>> Begin Extracted records
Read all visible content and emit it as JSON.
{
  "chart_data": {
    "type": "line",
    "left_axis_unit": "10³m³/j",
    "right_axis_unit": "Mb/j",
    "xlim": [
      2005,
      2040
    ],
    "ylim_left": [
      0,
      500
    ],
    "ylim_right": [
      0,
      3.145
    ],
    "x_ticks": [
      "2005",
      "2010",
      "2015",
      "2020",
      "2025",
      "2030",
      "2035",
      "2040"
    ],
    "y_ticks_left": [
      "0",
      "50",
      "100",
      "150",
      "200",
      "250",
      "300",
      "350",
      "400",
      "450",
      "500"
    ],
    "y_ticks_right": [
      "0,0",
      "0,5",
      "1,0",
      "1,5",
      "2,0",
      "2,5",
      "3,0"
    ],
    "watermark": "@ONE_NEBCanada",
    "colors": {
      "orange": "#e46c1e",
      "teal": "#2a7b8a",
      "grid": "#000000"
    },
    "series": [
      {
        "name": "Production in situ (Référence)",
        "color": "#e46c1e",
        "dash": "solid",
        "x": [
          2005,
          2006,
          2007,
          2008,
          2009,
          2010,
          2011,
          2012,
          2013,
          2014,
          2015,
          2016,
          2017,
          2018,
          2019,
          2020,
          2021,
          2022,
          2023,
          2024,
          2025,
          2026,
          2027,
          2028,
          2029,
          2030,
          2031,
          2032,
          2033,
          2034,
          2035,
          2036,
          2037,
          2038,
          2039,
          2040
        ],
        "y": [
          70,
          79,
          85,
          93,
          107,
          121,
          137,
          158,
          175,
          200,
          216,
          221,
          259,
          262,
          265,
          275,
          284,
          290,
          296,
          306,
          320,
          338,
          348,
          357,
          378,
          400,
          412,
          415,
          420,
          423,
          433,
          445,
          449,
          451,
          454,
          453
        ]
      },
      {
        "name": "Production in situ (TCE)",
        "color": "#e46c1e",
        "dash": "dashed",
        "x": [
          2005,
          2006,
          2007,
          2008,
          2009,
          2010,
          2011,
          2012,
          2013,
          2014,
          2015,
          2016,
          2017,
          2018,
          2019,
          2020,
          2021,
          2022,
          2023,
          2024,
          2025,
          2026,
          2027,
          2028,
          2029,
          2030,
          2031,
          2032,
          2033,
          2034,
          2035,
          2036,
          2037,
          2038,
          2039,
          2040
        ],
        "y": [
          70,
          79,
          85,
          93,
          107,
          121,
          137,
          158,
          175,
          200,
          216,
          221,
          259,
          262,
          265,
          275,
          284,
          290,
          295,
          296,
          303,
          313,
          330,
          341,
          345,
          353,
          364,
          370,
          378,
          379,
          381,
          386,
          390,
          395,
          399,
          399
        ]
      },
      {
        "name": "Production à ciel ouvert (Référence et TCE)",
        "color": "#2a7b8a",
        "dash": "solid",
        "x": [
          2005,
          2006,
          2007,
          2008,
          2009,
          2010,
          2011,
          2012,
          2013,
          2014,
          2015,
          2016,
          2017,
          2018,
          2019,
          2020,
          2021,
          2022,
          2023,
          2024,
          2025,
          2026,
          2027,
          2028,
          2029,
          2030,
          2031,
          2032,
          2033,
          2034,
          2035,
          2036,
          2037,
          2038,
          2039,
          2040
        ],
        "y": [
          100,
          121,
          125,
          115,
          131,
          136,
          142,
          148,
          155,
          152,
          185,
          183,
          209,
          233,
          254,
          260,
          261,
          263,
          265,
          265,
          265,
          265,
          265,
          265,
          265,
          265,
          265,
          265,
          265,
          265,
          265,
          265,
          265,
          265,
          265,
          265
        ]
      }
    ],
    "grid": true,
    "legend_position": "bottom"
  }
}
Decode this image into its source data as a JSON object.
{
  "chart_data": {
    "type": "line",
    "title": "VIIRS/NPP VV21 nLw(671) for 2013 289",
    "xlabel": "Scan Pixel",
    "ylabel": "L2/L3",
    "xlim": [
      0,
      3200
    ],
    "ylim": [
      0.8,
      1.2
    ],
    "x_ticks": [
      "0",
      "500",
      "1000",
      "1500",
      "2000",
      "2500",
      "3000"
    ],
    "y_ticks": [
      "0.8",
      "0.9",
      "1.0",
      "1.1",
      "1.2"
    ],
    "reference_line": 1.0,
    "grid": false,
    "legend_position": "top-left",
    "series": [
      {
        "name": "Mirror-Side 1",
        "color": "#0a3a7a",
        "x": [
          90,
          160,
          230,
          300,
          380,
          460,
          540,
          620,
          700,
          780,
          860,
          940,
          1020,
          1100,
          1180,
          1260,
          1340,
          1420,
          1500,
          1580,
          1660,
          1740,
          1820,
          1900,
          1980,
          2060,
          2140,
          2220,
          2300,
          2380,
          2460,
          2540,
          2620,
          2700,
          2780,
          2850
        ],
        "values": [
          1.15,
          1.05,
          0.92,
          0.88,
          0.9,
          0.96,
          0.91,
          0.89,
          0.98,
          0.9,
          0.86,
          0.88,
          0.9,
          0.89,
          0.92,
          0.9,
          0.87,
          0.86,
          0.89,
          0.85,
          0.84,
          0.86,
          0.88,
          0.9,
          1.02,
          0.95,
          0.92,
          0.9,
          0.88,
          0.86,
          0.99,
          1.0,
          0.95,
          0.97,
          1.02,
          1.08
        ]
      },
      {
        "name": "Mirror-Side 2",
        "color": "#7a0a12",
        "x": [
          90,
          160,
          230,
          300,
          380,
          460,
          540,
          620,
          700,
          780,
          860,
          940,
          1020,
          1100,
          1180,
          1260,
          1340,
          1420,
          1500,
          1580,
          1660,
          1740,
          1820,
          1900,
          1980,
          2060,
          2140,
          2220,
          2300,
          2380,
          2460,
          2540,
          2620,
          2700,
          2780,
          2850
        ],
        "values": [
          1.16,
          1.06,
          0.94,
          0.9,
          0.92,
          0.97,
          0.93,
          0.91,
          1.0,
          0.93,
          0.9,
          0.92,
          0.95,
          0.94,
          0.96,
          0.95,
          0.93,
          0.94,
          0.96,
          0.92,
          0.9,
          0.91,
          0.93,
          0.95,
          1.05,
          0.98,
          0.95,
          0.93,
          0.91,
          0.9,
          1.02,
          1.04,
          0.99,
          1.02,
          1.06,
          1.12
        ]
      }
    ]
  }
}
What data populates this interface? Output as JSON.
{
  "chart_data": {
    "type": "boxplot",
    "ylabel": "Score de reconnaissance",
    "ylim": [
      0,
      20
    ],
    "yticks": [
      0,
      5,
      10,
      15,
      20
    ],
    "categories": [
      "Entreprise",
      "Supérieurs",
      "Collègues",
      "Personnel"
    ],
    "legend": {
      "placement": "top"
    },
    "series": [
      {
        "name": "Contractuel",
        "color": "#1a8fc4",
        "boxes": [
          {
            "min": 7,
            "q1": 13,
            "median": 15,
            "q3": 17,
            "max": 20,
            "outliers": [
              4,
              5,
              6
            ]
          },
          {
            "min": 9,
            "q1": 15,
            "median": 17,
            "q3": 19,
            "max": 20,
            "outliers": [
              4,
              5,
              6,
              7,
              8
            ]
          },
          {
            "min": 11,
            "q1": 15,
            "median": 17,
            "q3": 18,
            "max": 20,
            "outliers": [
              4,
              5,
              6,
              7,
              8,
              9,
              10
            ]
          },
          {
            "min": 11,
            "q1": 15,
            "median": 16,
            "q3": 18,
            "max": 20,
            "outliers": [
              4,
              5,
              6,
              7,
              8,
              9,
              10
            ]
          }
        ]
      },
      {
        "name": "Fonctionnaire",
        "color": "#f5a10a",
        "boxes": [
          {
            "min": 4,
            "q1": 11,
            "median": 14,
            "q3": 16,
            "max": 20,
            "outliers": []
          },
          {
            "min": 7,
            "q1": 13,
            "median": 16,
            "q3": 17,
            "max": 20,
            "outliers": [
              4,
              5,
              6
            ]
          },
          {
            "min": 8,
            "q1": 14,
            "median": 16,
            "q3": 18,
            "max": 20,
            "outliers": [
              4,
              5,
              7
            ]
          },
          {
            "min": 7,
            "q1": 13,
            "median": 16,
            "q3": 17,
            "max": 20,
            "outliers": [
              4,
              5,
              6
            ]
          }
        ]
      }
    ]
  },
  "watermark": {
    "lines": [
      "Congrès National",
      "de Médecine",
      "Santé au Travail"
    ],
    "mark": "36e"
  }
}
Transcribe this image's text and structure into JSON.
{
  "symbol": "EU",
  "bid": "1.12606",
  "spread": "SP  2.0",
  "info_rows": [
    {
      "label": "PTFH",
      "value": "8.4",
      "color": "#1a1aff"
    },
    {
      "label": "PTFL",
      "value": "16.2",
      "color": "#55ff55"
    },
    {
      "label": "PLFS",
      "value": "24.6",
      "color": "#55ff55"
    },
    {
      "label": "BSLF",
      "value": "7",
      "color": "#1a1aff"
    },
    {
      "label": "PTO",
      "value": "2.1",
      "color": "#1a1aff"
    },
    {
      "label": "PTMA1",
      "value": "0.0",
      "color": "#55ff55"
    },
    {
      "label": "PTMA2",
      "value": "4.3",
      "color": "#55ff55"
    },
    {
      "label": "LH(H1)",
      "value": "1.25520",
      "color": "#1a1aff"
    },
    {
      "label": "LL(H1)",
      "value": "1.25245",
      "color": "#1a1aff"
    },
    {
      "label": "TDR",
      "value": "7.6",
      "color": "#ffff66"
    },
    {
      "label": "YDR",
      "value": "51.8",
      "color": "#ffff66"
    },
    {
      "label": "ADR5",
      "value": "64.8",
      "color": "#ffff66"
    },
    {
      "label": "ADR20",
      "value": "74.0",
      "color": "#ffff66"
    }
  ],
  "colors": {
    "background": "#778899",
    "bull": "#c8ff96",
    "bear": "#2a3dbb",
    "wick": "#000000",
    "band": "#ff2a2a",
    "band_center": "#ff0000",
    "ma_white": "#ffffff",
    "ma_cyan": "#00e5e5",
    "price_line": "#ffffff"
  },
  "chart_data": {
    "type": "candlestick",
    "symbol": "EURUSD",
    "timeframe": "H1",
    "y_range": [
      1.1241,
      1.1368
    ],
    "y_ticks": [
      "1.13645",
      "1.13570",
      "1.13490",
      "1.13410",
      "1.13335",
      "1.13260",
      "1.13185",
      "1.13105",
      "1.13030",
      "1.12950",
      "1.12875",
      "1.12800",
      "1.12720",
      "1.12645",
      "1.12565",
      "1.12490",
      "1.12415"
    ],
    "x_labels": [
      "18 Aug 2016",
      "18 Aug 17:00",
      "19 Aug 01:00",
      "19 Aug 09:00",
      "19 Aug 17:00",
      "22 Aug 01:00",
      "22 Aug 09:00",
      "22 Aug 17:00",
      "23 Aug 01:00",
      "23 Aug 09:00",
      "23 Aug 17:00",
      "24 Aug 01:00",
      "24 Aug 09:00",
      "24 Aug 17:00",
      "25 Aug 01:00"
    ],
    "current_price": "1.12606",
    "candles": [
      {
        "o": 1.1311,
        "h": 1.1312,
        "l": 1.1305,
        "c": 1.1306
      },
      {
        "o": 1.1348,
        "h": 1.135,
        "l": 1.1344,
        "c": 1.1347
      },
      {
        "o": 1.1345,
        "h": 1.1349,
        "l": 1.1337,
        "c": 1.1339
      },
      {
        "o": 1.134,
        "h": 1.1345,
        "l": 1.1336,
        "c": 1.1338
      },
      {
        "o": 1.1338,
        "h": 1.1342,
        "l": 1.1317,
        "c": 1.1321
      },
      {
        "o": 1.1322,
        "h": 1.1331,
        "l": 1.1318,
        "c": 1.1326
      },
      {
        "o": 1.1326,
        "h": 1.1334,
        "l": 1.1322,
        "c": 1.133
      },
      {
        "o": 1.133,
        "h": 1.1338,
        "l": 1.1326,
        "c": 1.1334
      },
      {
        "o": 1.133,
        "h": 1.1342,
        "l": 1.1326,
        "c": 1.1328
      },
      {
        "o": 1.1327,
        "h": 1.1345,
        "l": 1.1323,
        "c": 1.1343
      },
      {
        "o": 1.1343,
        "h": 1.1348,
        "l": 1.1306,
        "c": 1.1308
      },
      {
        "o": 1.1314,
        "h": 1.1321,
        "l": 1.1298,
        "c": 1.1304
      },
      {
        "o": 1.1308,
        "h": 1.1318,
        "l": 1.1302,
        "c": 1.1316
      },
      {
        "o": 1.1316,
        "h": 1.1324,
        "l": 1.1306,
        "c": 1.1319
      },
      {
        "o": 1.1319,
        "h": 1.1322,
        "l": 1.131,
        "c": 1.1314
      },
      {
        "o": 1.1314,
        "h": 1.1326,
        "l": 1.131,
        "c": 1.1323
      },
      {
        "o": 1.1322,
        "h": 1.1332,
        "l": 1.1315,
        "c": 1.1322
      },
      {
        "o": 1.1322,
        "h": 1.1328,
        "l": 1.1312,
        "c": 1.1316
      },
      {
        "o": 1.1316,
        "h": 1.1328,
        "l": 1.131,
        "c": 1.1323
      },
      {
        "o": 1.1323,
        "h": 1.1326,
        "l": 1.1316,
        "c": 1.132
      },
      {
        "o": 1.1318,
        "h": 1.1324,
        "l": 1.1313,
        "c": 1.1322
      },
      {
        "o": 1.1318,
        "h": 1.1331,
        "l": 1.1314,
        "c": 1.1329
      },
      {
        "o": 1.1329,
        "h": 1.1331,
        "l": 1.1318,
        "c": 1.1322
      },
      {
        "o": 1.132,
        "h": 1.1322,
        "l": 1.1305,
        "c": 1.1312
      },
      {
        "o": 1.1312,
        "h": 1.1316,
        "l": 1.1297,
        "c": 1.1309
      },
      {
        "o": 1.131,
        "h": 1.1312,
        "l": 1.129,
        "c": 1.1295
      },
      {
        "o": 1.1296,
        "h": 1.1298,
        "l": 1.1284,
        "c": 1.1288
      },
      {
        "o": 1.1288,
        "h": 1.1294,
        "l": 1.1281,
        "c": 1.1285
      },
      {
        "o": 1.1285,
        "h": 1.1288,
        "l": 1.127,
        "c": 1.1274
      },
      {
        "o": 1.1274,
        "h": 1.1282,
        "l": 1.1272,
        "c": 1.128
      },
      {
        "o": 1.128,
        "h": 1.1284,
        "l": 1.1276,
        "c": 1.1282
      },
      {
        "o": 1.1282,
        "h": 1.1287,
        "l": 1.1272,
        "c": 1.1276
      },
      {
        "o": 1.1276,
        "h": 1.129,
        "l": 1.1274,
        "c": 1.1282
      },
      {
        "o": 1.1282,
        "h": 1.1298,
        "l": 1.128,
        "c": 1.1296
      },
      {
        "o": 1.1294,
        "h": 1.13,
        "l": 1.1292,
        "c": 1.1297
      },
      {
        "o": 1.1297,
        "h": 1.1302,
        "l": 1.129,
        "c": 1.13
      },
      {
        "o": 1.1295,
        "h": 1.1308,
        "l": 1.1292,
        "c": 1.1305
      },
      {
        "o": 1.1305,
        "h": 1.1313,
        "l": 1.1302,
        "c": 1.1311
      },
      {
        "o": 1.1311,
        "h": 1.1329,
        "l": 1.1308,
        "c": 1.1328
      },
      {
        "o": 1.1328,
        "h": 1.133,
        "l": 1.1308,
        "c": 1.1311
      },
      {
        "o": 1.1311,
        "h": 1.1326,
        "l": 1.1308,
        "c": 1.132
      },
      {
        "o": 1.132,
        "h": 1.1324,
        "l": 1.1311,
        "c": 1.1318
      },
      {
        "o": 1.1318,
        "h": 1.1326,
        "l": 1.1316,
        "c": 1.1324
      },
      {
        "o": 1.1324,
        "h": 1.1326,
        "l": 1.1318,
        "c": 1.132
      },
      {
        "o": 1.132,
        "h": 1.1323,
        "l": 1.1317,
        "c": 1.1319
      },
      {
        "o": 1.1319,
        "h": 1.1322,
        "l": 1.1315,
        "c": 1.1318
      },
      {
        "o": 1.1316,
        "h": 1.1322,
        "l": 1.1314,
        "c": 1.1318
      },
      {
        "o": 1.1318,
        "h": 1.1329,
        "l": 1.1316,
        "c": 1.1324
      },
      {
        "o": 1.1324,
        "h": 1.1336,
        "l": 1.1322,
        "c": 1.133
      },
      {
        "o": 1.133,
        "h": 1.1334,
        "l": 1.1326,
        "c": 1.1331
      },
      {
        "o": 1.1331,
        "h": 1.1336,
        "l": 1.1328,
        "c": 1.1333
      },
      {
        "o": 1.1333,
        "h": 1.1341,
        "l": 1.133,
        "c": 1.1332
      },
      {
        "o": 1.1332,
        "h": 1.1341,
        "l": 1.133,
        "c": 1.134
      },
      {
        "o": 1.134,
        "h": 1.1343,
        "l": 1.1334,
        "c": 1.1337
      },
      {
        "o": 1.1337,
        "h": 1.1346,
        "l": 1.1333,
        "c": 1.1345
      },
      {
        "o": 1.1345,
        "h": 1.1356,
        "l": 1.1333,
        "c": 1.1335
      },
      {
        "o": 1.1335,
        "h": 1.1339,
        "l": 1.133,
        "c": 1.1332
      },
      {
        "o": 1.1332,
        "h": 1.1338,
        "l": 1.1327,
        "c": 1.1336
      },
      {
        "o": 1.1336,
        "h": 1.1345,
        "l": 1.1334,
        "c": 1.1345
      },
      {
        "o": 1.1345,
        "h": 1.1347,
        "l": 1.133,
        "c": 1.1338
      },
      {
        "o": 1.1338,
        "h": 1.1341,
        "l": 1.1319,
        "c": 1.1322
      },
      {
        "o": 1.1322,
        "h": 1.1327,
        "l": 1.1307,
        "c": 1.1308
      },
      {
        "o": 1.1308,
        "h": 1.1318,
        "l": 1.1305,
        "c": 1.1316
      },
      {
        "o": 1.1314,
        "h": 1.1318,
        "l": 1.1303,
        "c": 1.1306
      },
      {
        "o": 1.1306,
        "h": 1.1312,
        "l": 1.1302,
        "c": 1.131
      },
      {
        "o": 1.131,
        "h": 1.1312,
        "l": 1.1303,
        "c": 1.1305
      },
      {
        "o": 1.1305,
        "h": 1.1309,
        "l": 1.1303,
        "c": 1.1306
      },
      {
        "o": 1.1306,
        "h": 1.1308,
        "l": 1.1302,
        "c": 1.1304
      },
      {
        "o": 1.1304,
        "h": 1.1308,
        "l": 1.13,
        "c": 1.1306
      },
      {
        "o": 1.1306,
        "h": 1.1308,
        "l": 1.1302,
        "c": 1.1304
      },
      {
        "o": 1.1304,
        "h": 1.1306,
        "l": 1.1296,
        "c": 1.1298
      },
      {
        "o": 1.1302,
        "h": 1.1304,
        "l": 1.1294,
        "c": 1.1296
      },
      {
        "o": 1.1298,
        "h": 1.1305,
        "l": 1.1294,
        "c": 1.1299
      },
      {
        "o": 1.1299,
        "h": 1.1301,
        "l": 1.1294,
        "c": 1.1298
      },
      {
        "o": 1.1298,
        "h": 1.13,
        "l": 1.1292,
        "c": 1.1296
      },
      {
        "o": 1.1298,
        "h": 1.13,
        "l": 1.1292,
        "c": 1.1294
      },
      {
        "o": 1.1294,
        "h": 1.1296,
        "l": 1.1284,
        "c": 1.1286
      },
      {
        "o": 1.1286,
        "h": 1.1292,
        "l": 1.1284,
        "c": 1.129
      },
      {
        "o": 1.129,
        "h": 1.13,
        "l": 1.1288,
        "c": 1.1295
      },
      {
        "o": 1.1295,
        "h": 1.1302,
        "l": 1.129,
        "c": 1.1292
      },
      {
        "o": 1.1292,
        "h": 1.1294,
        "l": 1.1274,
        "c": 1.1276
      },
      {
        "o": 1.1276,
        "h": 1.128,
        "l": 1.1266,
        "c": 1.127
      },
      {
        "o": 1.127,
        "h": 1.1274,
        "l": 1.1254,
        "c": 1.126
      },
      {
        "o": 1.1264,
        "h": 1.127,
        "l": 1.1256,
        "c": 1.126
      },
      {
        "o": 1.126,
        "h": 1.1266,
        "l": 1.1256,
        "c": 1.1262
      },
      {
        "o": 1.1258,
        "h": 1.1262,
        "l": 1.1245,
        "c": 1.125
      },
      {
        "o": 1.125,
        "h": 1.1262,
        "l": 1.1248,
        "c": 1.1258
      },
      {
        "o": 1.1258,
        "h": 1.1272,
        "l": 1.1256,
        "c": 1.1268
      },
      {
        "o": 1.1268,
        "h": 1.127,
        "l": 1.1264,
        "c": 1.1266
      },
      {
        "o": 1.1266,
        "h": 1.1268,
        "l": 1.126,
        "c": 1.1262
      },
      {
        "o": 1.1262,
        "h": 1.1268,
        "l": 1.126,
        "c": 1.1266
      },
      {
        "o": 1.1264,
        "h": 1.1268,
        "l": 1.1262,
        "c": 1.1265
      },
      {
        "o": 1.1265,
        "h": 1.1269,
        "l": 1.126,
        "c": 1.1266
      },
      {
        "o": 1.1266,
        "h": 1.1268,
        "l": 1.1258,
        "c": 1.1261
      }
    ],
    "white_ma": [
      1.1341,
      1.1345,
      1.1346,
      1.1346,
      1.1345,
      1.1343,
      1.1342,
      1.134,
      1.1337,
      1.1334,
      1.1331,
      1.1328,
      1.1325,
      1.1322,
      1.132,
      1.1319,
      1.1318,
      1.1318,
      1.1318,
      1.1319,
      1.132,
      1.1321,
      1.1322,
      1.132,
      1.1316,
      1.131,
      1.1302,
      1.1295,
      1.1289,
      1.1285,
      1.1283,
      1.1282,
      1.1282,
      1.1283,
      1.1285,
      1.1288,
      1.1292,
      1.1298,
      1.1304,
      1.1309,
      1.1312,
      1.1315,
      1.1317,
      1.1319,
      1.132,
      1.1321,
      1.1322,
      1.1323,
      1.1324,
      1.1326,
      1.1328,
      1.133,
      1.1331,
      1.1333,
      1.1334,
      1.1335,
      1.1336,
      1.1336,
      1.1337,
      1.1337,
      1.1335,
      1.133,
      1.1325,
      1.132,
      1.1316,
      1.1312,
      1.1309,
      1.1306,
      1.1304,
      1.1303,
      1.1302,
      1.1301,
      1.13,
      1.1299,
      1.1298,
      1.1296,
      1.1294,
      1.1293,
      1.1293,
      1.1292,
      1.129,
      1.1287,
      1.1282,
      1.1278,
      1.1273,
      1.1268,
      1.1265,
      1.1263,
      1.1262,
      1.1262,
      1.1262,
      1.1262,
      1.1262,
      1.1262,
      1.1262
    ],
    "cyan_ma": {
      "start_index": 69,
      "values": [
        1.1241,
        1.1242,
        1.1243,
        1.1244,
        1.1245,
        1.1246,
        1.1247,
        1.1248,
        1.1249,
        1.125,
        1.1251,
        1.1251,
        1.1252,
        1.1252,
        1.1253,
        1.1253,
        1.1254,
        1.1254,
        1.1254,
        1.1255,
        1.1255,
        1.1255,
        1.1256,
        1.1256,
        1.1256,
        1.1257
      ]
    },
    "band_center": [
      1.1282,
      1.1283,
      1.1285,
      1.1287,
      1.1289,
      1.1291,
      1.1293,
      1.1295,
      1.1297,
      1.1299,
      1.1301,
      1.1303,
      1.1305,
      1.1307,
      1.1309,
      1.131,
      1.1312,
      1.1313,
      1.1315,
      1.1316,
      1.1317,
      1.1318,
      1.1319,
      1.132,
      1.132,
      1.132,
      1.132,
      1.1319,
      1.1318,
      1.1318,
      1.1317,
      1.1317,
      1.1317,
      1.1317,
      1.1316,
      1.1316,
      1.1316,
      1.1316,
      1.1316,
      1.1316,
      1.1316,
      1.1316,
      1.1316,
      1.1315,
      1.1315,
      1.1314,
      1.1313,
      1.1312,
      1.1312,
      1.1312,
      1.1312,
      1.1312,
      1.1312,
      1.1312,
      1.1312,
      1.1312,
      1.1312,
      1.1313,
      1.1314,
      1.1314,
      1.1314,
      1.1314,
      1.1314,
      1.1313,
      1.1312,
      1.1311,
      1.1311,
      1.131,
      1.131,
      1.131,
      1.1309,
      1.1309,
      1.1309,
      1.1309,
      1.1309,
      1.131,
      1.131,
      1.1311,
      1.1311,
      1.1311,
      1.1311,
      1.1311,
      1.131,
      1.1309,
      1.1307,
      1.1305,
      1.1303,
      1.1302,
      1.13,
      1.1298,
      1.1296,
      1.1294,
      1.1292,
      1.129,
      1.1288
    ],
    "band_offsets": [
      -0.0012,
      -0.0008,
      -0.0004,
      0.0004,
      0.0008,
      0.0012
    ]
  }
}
>> End Extracted records
**Task details:** Read the data above. Pull out each line in which the string "watermark" appears.

**Exercise solution:**
    "watermark": "@ONE_NEBCanada",
  "watermark": {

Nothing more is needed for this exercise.